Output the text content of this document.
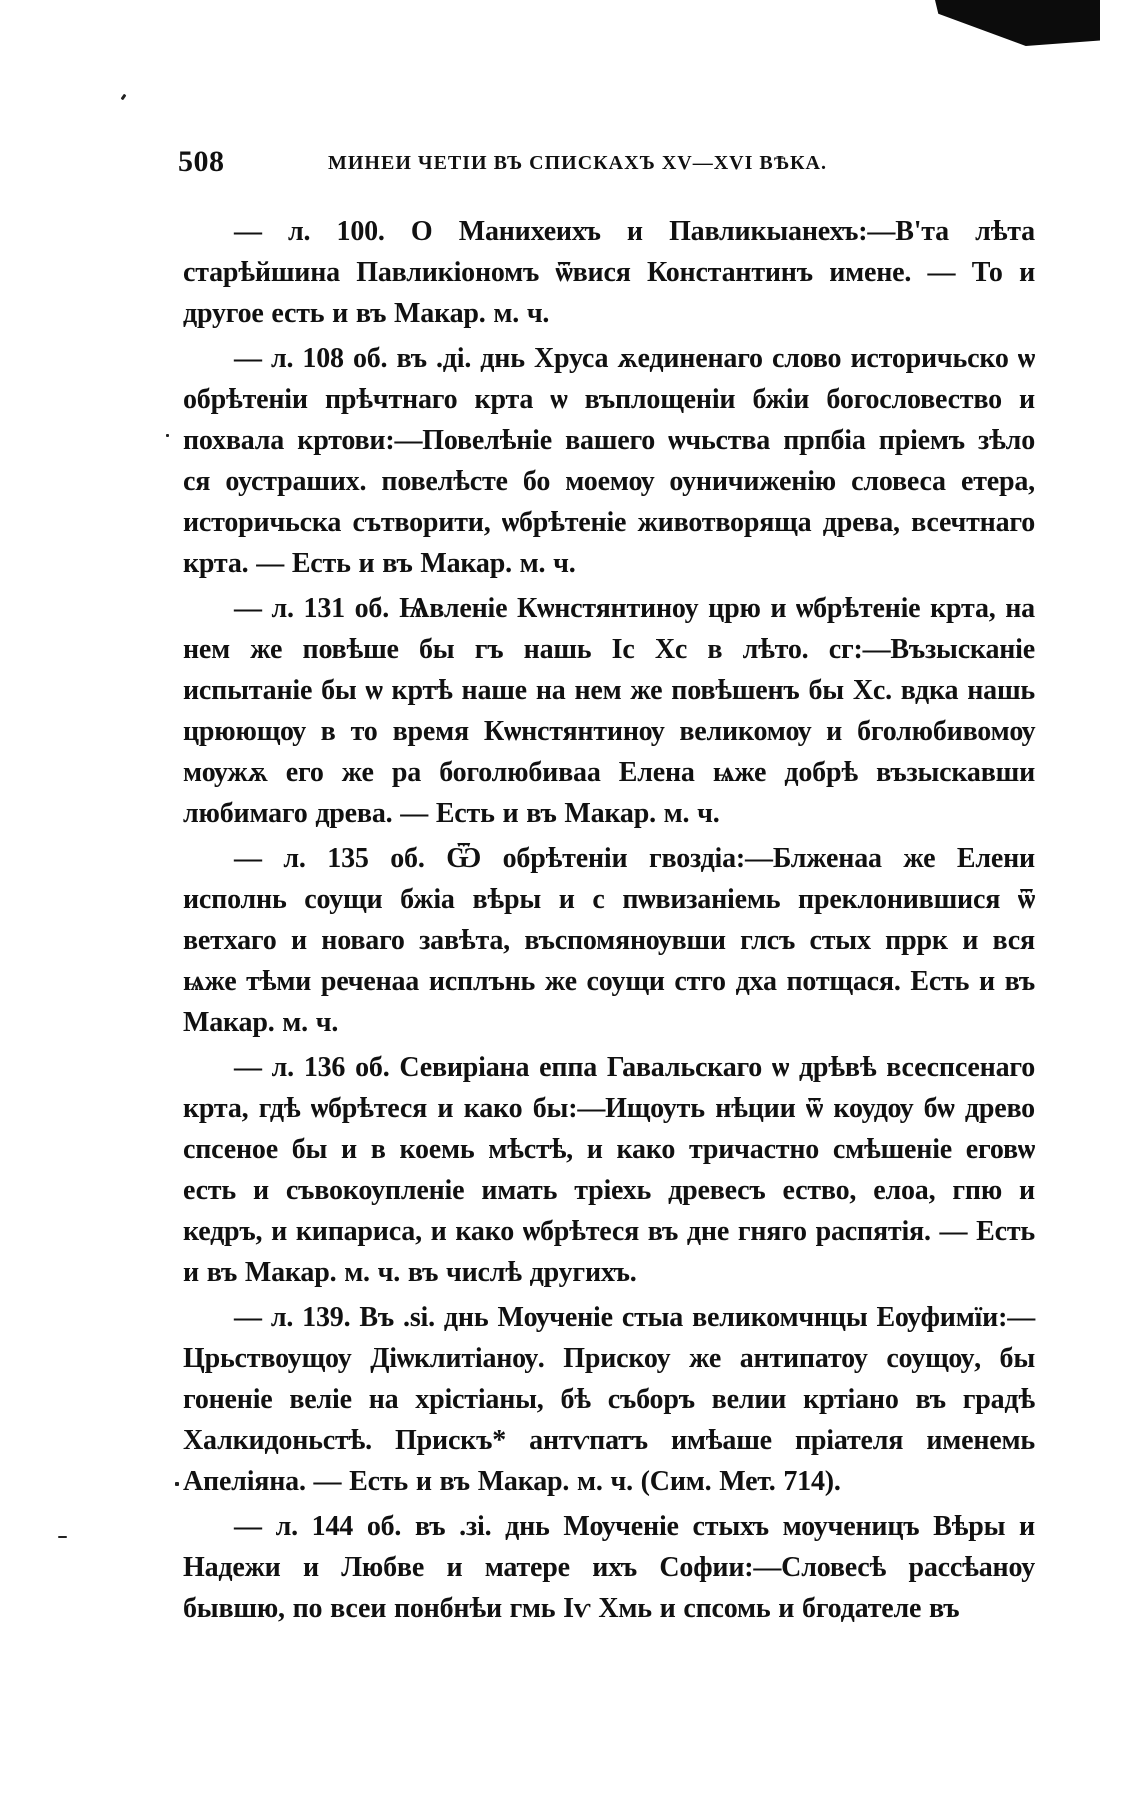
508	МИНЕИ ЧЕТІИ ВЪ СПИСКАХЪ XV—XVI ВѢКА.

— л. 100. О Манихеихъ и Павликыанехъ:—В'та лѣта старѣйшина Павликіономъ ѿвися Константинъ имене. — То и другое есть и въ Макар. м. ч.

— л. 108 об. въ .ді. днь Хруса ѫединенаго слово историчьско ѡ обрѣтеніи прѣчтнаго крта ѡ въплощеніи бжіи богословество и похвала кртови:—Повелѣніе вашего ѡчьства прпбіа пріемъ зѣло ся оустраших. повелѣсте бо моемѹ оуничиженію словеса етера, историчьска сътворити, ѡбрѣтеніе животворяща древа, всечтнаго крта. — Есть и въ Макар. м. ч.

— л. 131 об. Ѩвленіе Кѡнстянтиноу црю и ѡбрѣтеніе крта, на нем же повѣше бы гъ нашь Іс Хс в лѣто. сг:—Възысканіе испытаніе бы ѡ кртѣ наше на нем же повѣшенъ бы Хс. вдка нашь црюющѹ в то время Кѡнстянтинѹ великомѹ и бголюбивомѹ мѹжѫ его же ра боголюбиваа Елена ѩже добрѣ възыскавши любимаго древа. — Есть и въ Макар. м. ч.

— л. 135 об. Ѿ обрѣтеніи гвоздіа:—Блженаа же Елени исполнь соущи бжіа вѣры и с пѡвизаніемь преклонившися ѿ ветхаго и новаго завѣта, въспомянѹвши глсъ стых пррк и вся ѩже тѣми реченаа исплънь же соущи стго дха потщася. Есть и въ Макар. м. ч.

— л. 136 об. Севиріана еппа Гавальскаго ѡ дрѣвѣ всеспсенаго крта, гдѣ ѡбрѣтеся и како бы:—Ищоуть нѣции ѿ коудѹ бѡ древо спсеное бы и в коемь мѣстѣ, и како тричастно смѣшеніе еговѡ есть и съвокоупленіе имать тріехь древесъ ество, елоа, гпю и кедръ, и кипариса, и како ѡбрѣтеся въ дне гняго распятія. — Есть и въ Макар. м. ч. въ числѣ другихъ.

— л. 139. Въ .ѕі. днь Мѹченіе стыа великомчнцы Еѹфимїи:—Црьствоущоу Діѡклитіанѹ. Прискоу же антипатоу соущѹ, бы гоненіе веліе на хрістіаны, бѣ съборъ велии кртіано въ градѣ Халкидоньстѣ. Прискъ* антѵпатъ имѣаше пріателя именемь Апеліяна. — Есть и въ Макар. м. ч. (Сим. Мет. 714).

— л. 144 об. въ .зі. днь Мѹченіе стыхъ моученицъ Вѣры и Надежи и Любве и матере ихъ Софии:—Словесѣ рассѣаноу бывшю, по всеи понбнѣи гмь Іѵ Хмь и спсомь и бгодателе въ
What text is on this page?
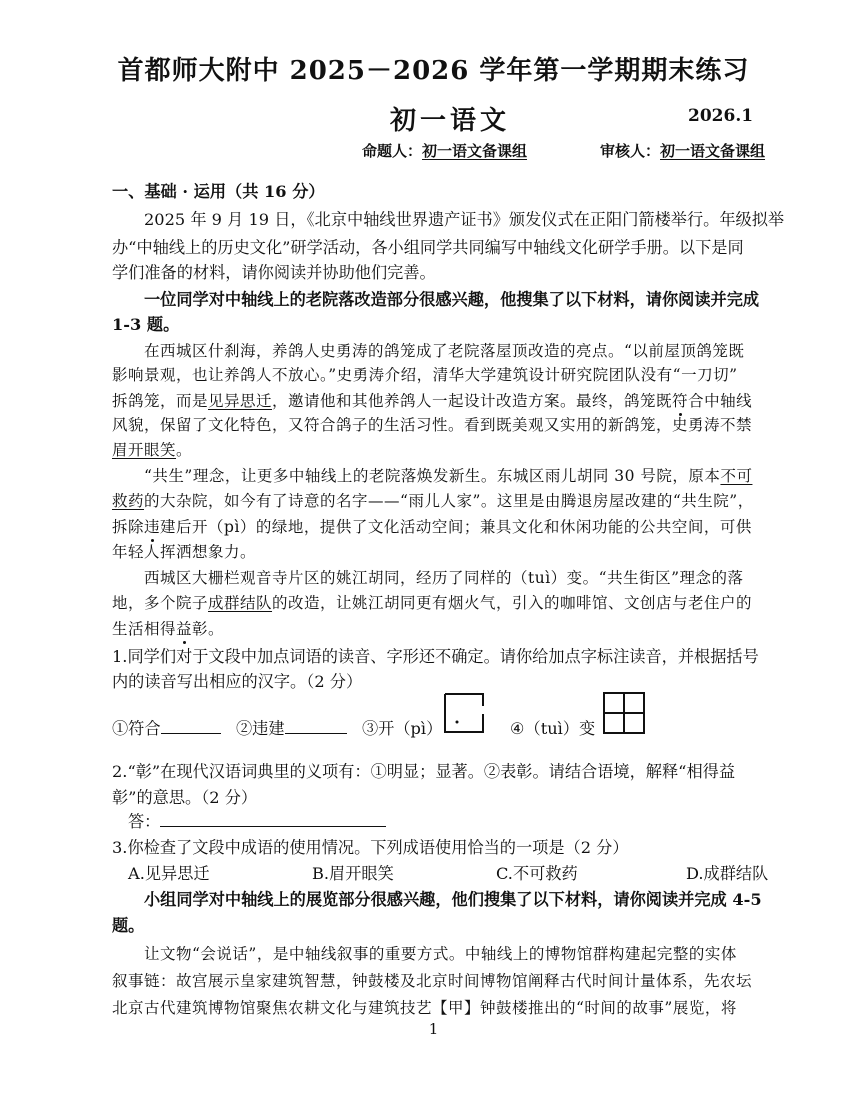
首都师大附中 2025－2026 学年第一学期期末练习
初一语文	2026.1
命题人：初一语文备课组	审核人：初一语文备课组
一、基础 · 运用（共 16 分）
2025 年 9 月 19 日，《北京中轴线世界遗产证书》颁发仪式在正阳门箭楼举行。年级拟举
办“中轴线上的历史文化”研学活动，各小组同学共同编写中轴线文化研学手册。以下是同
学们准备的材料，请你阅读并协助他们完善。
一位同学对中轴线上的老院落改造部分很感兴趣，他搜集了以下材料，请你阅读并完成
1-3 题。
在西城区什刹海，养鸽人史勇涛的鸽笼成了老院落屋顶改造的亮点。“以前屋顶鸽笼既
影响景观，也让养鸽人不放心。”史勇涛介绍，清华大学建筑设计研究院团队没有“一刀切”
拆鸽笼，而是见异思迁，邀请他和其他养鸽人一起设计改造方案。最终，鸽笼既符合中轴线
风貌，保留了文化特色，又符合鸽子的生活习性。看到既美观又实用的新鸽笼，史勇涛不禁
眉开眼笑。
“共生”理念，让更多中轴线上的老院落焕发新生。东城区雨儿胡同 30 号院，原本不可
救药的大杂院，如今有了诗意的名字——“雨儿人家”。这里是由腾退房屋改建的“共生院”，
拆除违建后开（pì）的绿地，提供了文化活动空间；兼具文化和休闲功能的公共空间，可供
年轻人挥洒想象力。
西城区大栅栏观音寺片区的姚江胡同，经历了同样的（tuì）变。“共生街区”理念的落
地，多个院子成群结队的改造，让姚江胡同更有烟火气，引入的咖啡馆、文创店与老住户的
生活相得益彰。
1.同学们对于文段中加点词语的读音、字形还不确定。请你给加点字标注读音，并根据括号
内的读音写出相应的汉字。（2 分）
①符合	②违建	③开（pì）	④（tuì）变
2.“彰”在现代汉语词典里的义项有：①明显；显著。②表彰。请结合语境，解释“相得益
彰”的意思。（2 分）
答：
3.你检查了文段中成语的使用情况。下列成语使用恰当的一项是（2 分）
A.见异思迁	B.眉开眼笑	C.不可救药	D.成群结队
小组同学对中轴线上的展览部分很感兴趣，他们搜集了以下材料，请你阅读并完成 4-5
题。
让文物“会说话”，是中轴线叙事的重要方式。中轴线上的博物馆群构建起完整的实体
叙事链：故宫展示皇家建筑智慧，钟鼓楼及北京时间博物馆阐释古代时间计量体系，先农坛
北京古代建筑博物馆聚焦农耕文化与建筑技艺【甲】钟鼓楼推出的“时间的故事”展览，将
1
-.-.-
Scan the records for the string "this". Copy each line in which it appears.

Output the text content of this document.
What text is on this page?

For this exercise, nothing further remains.